What is being asked: Pull every line with the word "igazság" out of the entries below.

Items:

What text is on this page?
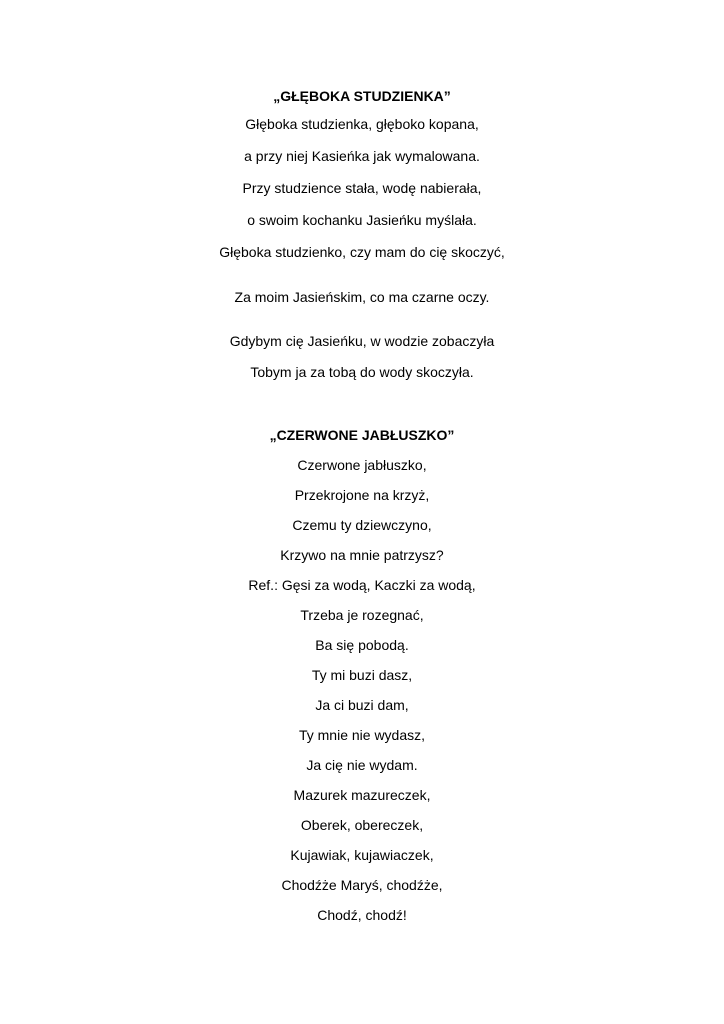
„GŁĘBOKA STUDZIENKA”
Głęboka studzienka, głęboko kopana,
a przy niej Kasieńka jak wymalowana.
Przy studzience stała, wodę nabierała,
o swoim kochanku Jasieńku myślała.
Głęboka studzienko, czy mam do cię skoczyć,
Za moim Jasieńskim, co ma czarne oczy.
Gdybym cię Jasieńku, w wodzie zobaczyła
Tobym ja za tobą do wody skoczyła.
„CZERWONE JABŁUSZKO”
Czerwone jabłuszko,
Przekrojone na krzyż,
Czemu ty dziewczyno,
Krzywo na mnie patrzysz?
Ref.: Gęsi za wodą, Kaczki za wodą,
Trzeba je rozegnać,
Ba się pobodą.
Ty mi buzi dasz,
Ja ci buzi dam,
Ty mnie nie wydasz,
Ja cię nie wydam.
Mazurek mazureczek,
Oberek, obereczek,
Kujawiak, kujawiaczek,
Chodźże Maryś, chodźże,
Chodź, chodź!
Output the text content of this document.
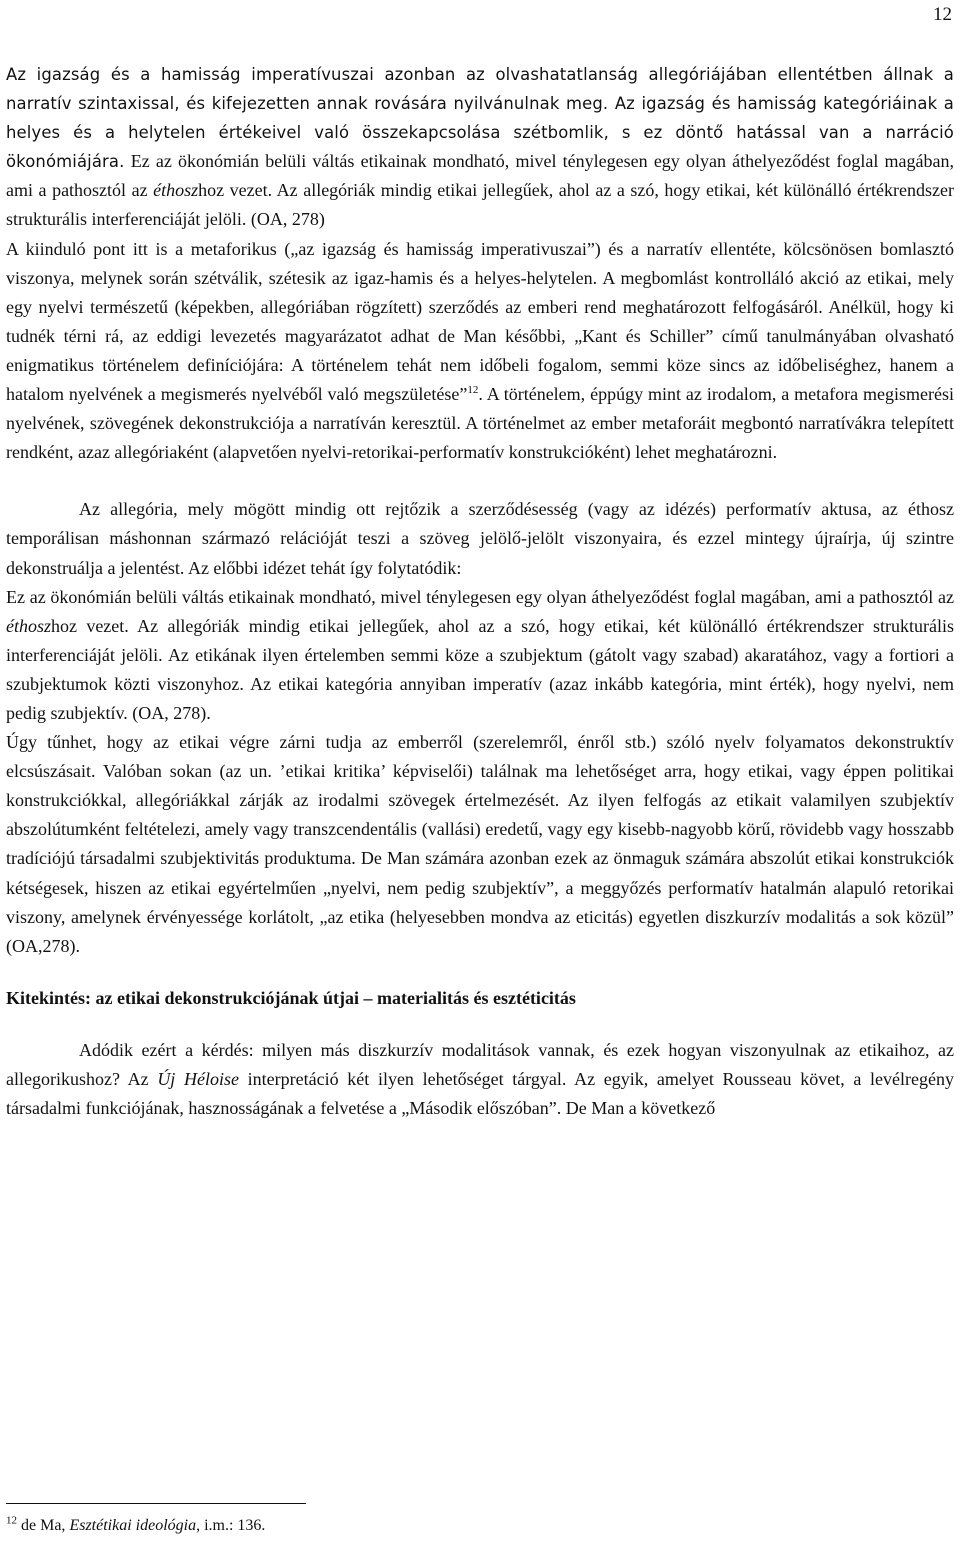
12

Az igazság és a hamisság imperatívuszai azonban az olvashatatlanság allegóriájában ellentétben állnak a narratív szintaxissal, és kifejezetten annak rovására nyilvánulnak meg. Az igazság és hamisság kategóriáinak a helyes és a helytelen értékeivel való összekapcsolása szétbomlik, s ez döntő hatással van a narráció ökonómiájára. Ez az ökonómián belüli váltás etikainak mondható, mivel ténylegesen egy olyan áthelyeződést foglal magában, ami a pathosztól az éthoszhoz vezet. Az allegóriák mindig etikai jellegűek, ahol az a szó, hogy etikai, két különálló értékrendszer strukturális interferenciáját jelöli. (OA, 278)

A kiinduló pont itt is a metaforikus („az igazság és hamisság imperativuszai”) és a narratív ellentéte, kölcsönösen bomlasztó viszonya, melynek során szétválik, szétesik az igaz-hamis és a helyes-helytelen. A megbomlást kontrolláló akció az etikai, mely egy nyelvi természetű (képekben, allegóriában rögzített) szerződés az emberi rend meghatározott felfogásáról. Anélkül, hogy ki tudnék térni rá, az eddigi levezetés magyarázatot adhat de Man későbbi, „Kant és Schiller” című tanulmányában olvasható enigmatikus történelem definíciójára: A történelem tehát nem időbeli fogalom, semmi köze sincs az időbeliséghez, hanem a hatalom nyelvének a megismerés nyelvéből való megszületése”$^{12}$. A történelem, éppúgy mint az irodalom, a metafora megismerési nyelvének, szövegének dekonstrukciója a narratíván keresztül. A történelmet az ember metaforáit megbontó narratívákra telepített rendként, azaz allegóriaként (alapvetően nyelvi-retorikai-performatív konstrukcióként) lehet meghatározni.

Az allegória, mely mögött mindig ott rejtőzik a szerződésesség (vagy az idézés) performatív aktusa, az éthosz temporálisan máshonnan származó relációját teszi a szöveg jelölő-jelölt viszonyaira, és ezzel mintegy újraírja, új szintre dekonstruálja a jelentést. Az előbbi idézet tehát így folytatódik:

Ez az ökonómián belüli váltás etikainak mondható, mivel ténylegesen egy olyan áthelyeződést foglal magában, ami a pathosztól az éthoszhoz vezet. Az allegóriák mindig etikai jellegűek, ahol az a szó, hogy etikai, két különálló értékrendszer strukturális interferenciáját jelöli. Az etikának ilyen értelemben semmi köze a szubjektum (gátolt vagy szabad) akaratához, vagy a fortiori a szubjektumok közti viszonyhoz. Az etikai kategória annyiban imperatív (azaz inkább kategória, mint érték), hogy nyelvi, nem pedig szubjektív. (OA, 278).

Úgy tűnhet, hogy az etikai végre zárni tudja az emberről (szerelemről, énről stb.) szóló nyelv folyamatos dekonstruktív elcsúszásait. Valóban sokan (az un. ’etikai kritika’ képviselői) találnak ma lehetőséget arra, hogy etikai, vagy éppen politikai konstrukciókkal, allegóriákkal zárják az irodalmi szövegek értelmezését. Az ilyen felfogás az etikait valamilyen szubjektív abszolútumként feltételezi, amely vagy transzcendentális (vallási) eredetű, vagy egy kisebb-nagyobb körű, rövidebb vagy hosszabb tradíciójú társadalmi szubjektivitás produktuma. De Man számára azonban ezek az önmaguk számára abszolút etikai konstrukciók kétségesek, hiszen az etikai egyértelműen „nyelvi, nem pedig szubjektív”, a meggyőzés performatív hatalmán alapuló retorikai viszony, amelynek érvényessége korlátolt, „az etika (helyesebben mondva az eticitás) egyetlen diszkurzív modalitás a sok közül” (OA,278).

Kitekintés: az etikai dekonstrukciójának útjai – materialitás és esztéticitás

Adódik ezért a kérdés: milyen más diszkurzív modalitások vannak, és ezek hogyan viszonyulnak az etikaihoz, az allegorikushoz? Az Új Héloise interpretáció két ilyen lehetőséget tárgyal. Az egyik, amelyet Rousseau követ, a levélregény társadalmi funkciójának, hasznosságának a felvetése a „Második előszóban”. De Man a következő

$^{12}$ de Ma, Esztétikai ideológia, i.m.: 136.
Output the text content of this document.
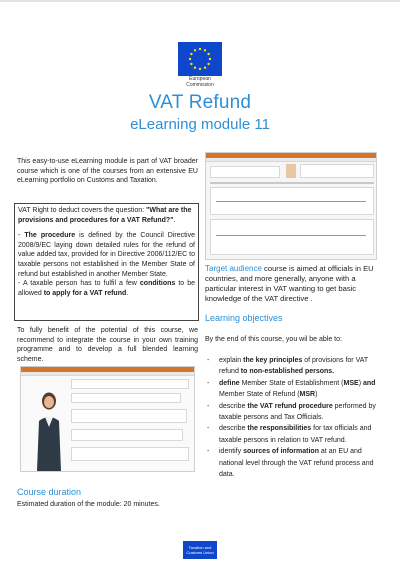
European
Commission
VAT Refund
eLearning module 11

This easy-to-use eLearning module is part of VAT broader course which is one of the courses from an extensive EU eLearning portfolio on Customs and Taxation.

VAT Right to deduct covers the question: "What are the provisions and procedures for a VAT Refund?".

- The procedure is defined by the Council Directive 2008/9/EC laying down detailed rules for the refund of value added tax, provided for in Directive 2006/112/EC to taxable persons not established in the Member State of refund but established in another Member State.

- A taxable person has to fulfil a few conditions to be allowed to apply for a VAT refund.

To fully benefit of the potential of this course, we recommend to integrate the course in your own training programme and to develop a full blended learning scheme.

Target audience course is aimed at officials in EU countries, and more generally, anyone with a particular interest in VAT wanting to get basic knowledge of the VAT directive .

Learning objectives

By the end of this course, you wil be able to:

- explain the key principles of provisions for VAT refund to non-established persons.
- define Member State of Establishment (MSE) and Member State of Refund (MSR)
- describe the VAT refund procedure performed by taxable persons and Tax Officials.
- describe the responsibilities for tax officials and taxable persons in relation to VAT refund.
- identify sources of information at an EU and national level through the VAT refund process and data.
Course duration
Estimated duration of the module: 20 minutes.
Taxation and
Customs Union
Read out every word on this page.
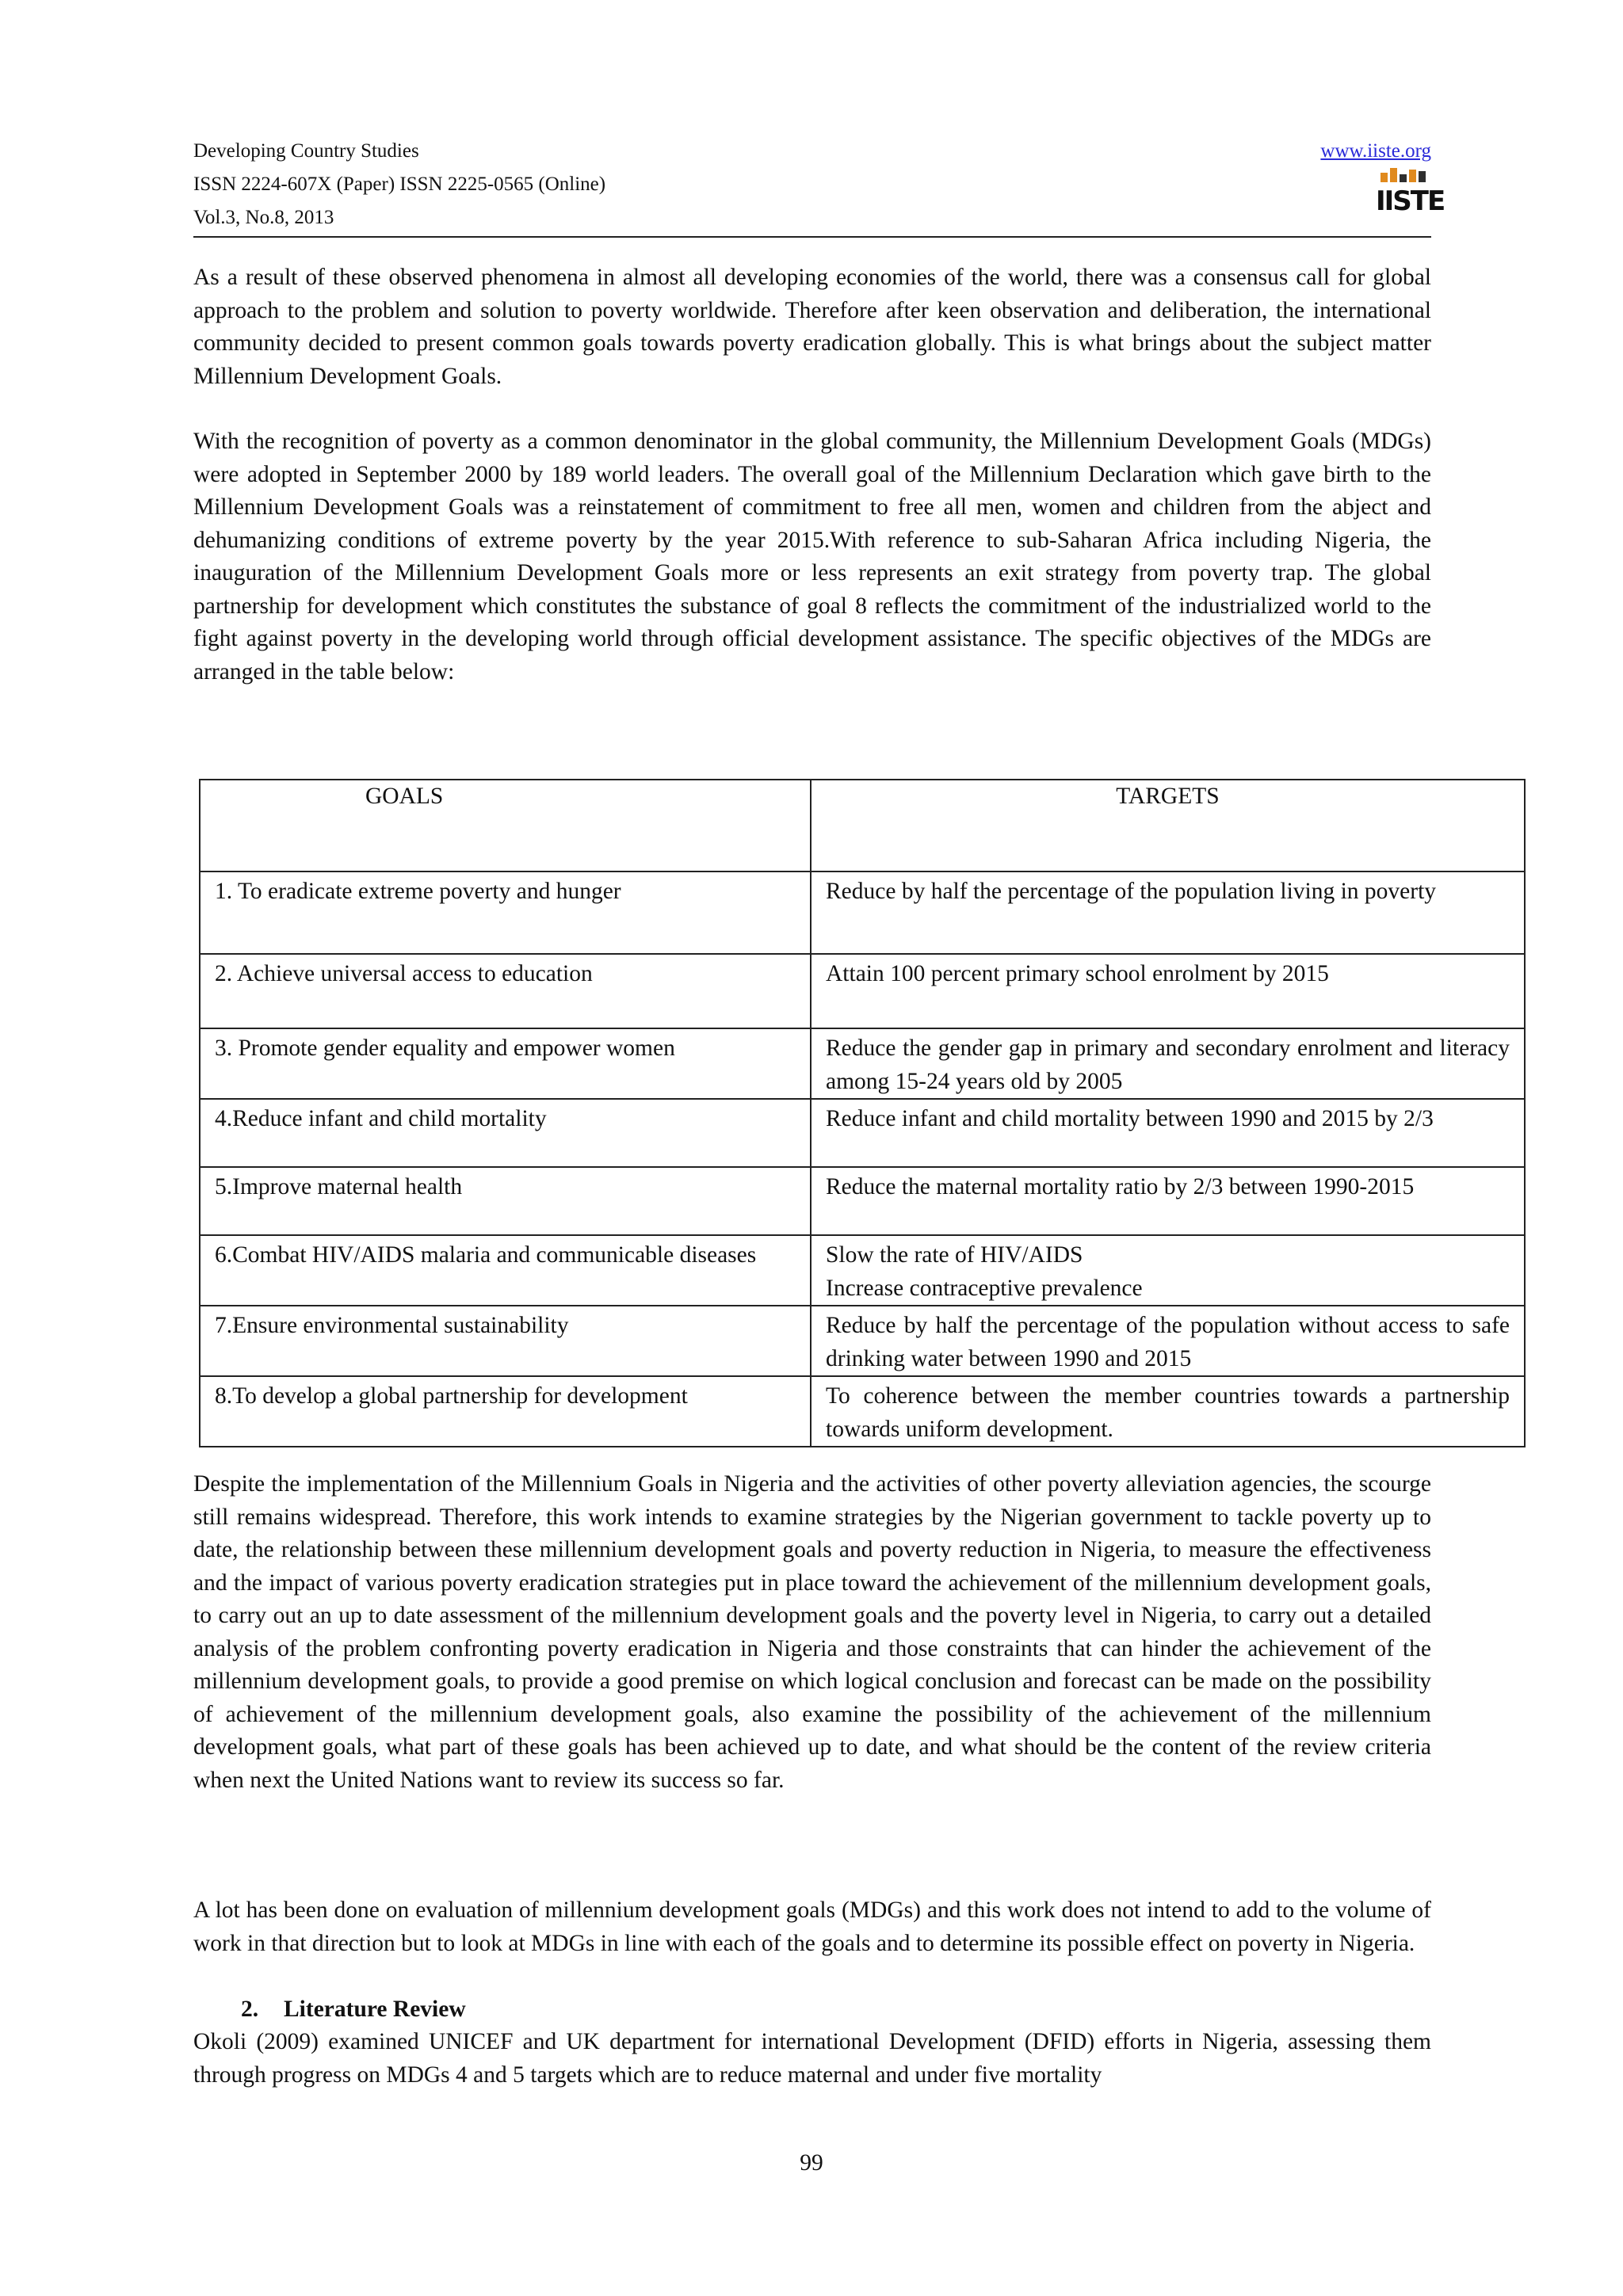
Developing Country Studies
ISSN 2224-607X (Paper) ISSN 2225-0565 (Online)
Vol.3, No.8, 2013
www.iiste.org
IISTE

As a result of these observed phenomena in almost all developing economies of the world, there was a consensus call for global approach to the problem and solution to poverty worldwide. Therefore after keen observation and deliberation, the international community decided to present common goals towards poverty eradication globally. This is what brings about the subject matter Millennium Development Goals.

With the recognition of poverty as a common denominator in the global community, the Millennium Development Goals (MDGs) were adopted in September 2000 by 189 world leaders. The overall goal of the Millennium Declaration which gave birth to the Millennium Development Goals was a reinstatement of commitment to free all men, women and children from the abject and dehumanizing conditions of extreme poverty by the year 2015.With reference to sub-Saharan Africa including Nigeria, the inauguration of the Millennium Development Goals more or less represents an exit strategy from poverty trap. The global partnership for development which constitutes the substance of goal 8 reflects the commitment of the industrialized world to the fight against poverty in the developing world through official development assistance. The specific objectives of the MDGs are arranged in the table below:

GOALS	TARGETS

1. To eradicate extreme poverty and hunger	Reduce by half the percentage of the population living in poverty
2. Achieve universal access to education	Attain 100 percent primary school enrolment by 2015
3. Promote gender equality and empower women	Reduce the gender gap in primary and secondary enrolment and literacy among 15-24 years old by 2005
4.Reduce infant and child mortality	Reduce infant and child mortality between 1990 and 2015 by 2/3
5.Improve maternal health	Reduce the maternal mortality ratio by 2/3 between 1990-2015
6.Combat HIV/AIDS malaria and communicable diseases	Slow the rate of HIV/AIDS
Increase contraceptive prevalence

7.Ensure environmental sustainability	Reduce by half the percentage of the population without access to safe drinking water between 1990 and 2015
8.To develop a global partnership for development	To coherence between the member countries towards a partnership towards uniform development.

Despite the implementation of the Millennium Goals in Nigeria and the activities of other poverty alleviation agencies, the scourge still remains widespread. Therefore, this work intends to examine strategies by the Nigerian government to tackle poverty up to date, the relationship between these millennium development goals and poverty reduction in Nigeria, to measure the effectiveness and the impact of various poverty eradication strategies put in place toward the achievement of the millennium development goals, to carry out an up to date assessment of the millennium development goals and the poverty level in Nigeria, to carry out a detailed analysis of the problem confronting poverty eradication in Nigeria and those constraints that can hinder the achievement of the millennium development goals, to provide a good premise on which logical conclusion and forecast can be made on the possibility of achievement of the millennium development goals, also examine the possibility of the achievement of the millennium development goals, what part of these goals has been achieved up to date, and what should be the content of the review criteria when next the United Nations want to review its success so far.

A lot has been done on evaluation of millennium development goals (MDGs) and this work does not intend to add to the volume of work in that direction but to look at MDGs in line with each of the goals and to determine its possible effect on poverty in Nigeria.

2. Literature Review

Okoli (2009) examined UNICEF and UK department for international Development (DFID) efforts in Nigeria, assessing them through progress on MDGs 4 and 5 targets which are to reduce maternal and under five mortality

99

Correct output:
Az igazság és a hamisság imperatívuszai azonban az olvashatatlanság allegóriájában ellentétben állnak a narratív szintaxissal, és kifejezetten annak rovására nyilvánulnak meg. Az igazság és hamisság kategóriáinak a helyes és a helytelen értékeivel való összekapcsolása szétbomlik, s ez döntő hatással van a narráció ökonómiájára. Ez az ökonómián belüli váltás etikainak mondható, mivel ténylegesen egy olyan áthelyeződést foglal magában, ami a pathosztól az éthoszhoz vezet. Az allegóriák mindig etikai jellegűek, ahol az a szó, hogy etikai, két különálló értékrendszer strukturális interferenciáját jelöli. (OA, 278)
A kiinduló pont itt is a metaforikus („az igazság és hamisság imperativuszai”) és a narratív ellentéte, kölcsönösen bomlasztó viszonya, melynek során szétválik, szétesik az igaz-hamis és a helyes-helytelen. A megbomlást kontrolláló akció az etikai, mely egy nyelvi természetű (képekben, allegóriában rögzített) szerződés az emberi rend meghatározott felfogásáról. Anélkül, hogy ki tudnék térni rá, az eddigi levezetés magyarázatot adhat de Man későbbi, „Kant és Schiller” című tanulmányában olvasható enigmatikus történelem definíciójára: A történelem tehát nem időbeli fogalom, semmi köze sincs az időbeliséghez, hanem a hatalom nyelvének a megismerés nyelvéből való megszületése”$^{12}$. A történelem, éppúgy mint az irodalom, a metafora megismerési nyelvének, szövegének dekonstrukciója a narratíván keresztül. A történelmet az ember metaforáit megbontó narratívákra telepített rendként, azaz allegóriaként (alapvetően nyelvi-retorikai-performatív konstrukcióként) lehet meghatározni.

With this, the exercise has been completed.